Copy the text of every entry below word for word, leaving out the pictures.

Recorded data
################
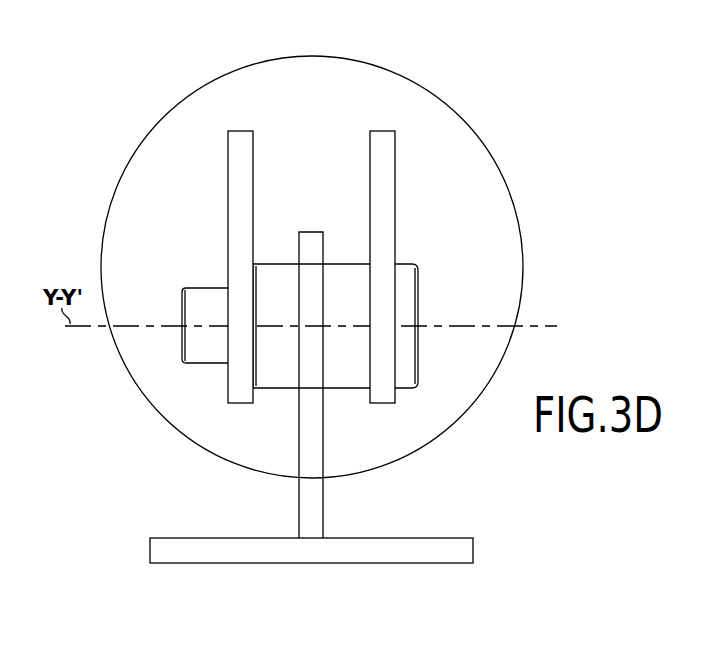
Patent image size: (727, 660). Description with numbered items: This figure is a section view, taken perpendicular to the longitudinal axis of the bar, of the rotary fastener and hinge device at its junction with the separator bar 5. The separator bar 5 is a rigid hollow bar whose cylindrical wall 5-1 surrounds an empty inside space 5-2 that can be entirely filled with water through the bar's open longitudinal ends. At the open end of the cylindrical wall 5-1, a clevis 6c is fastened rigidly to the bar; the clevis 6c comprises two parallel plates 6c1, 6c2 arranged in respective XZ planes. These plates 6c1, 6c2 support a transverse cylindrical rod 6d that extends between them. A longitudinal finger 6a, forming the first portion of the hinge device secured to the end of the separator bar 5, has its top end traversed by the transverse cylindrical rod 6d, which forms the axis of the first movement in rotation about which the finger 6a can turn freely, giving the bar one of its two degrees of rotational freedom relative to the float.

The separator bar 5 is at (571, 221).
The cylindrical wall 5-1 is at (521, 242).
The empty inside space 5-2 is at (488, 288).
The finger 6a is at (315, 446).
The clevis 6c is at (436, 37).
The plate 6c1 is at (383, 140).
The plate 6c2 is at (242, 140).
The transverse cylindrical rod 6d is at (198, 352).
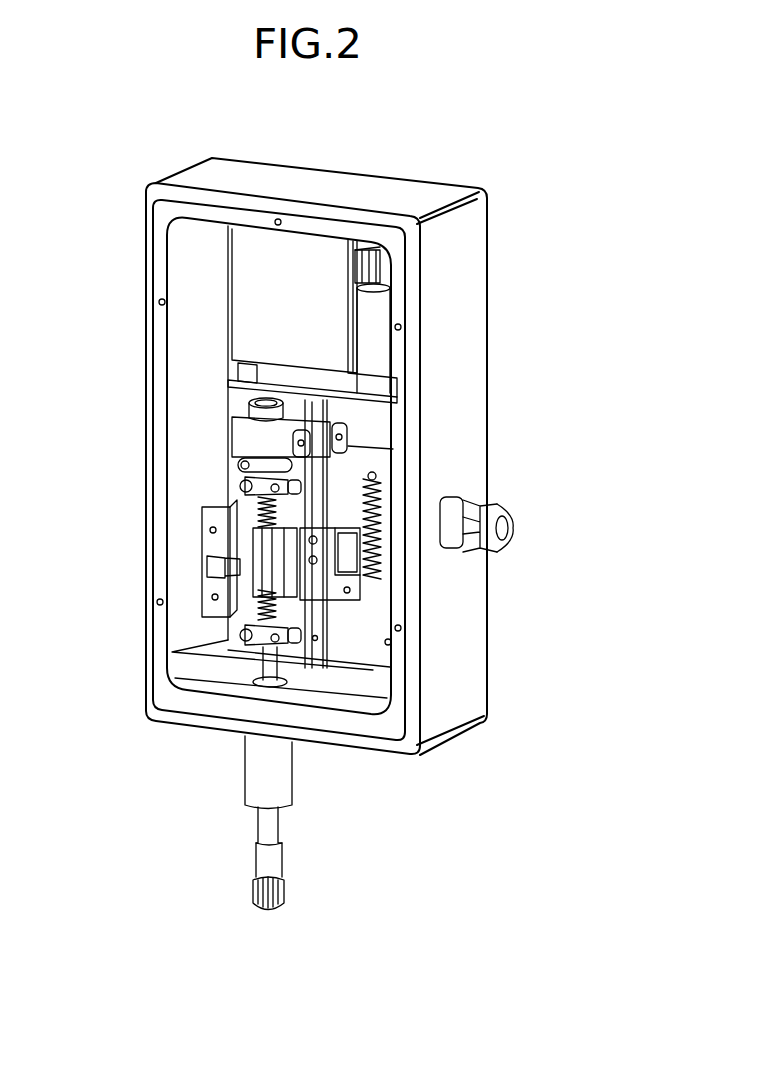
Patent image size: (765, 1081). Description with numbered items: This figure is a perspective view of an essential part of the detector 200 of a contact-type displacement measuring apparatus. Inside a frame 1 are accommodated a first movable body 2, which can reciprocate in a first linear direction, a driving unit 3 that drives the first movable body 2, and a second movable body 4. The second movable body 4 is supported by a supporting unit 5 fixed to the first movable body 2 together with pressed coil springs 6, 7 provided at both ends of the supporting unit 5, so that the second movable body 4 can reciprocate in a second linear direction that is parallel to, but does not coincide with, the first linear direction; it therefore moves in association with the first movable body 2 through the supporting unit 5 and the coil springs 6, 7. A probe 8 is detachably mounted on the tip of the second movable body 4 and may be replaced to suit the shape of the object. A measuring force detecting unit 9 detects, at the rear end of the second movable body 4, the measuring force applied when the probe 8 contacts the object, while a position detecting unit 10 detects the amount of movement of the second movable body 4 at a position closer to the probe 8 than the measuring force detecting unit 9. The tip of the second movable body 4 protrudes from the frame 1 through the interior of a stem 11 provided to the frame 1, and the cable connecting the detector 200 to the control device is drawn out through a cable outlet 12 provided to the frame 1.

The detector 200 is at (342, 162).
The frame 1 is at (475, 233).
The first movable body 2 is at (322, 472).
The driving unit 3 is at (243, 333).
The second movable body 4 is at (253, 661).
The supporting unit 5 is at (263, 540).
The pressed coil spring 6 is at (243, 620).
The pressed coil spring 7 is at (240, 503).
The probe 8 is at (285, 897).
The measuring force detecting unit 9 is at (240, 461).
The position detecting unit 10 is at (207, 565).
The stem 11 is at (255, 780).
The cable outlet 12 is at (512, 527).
################
» Result of this task
Patent image size: (727, 660). Description with numbered items: This figure is a section view, taken perpendicular to the longitudinal axis of the bar, of the rotary fastener and hinge device at its junction with the separator bar 5. The separator bar 5 is a rigid hollow bar whose cylindrical wall 5-1 surrounds an empty inside space 5-2 that can be entirely filled with water through the bar's open longitudinal ends. At the open end of the cylindrical wall 5-1, a clevis 6c is fastened rigidly to the bar; the clevis 6c comprises two parallel plates 6c1, 6c2 arranged in respective XZ planes. These plates 6c1, 6c2 support a transverse cylindrical rod 6d that extends between them. A longitudinal finger 6a, forming the first portion of the hinge device secured to the end of the separator bar 5, has its top end traversed by the transverse cylindrical rod 6d, which forms the axis of the first movement in rotation about which the finger 6a can turn freely, giving the bar one of its two degrees of rotational freedom relative to the float.

The separator bar 5 is at (571, 221).
The cylindrical wall 5-1 is at (521, 242).
The empty inside space 5-2 is at (488, 288).
The finger 6a is at (315, 446).
The clevis 6c is at (436, 37).
The plate 6c1 is at (383, 140).
The plate 6c2 is at (242, 140).
The transverse cylindrical rod 6d is at (198, 352).
Patent image size: (765, 1081). Description with numbered items: This figure is a perspective view of an essential part of the detector 200 of a contact-type displacement measuring apparatus. Inside a frame 1 are accommodated a first movable body 2, which can reciprocate in a first linear direction, a driving unit 3 that drives the first movable body 2, and a second movable body 4. The second movable body 4 is supported by a supporting unit 5 fixed to the first movable body 2 together with pressed coil springs 6, 7 provided at both ends of the supporting unit 5, so that the second movable body 4 can reciprocate in a second linear direction that is parallel to, but does not coincide with, the first linear direction; it therefore moves in association with the first movable body 2 through the supporting unit 5 and the coil springs 6, 7. A probe 8 is detachably mounted on the tip of the second movable body 4 and may be replaced to suit the shape of the object. A measuring force detecting unit 9 detects, at the rear end of the second movable body 4, the measuring force applied when the probe 8 contacts the object, while a position detecting unit 10 detects the amount of movement of the second movable body 4 at a position closer to the probe 8 than the measuring force detecting unit 9. The tip of the second movable body 4 protrudes from the frame 1 through the interior of a stem 11 provided to the frame 1, and the cable connecting the detector 200 to the control device is drawn out through a cable outlet 12 provided to the frame 1.

The detector 200 is at (342, 162).
The frame 1 is at (475, 233).
The first movable body 2 is at (322, 472).
The driving unit 3 is at (243, 333).
The second movable body 4 is at (253, 661).
The supporting unit 5 is at (263, 540).
The pressed coil spring 6 is at (243, 620).
The pressed coil spring 7 is at (240, 503).
The probe 8 is at (285, 897).
The measuring force detecting unit 9 is at (240, 461).
The position detecting unit 10 is at (207, 565).
The stem 11 is at (255, 780).
The cable outlet 12 is at (512, 527).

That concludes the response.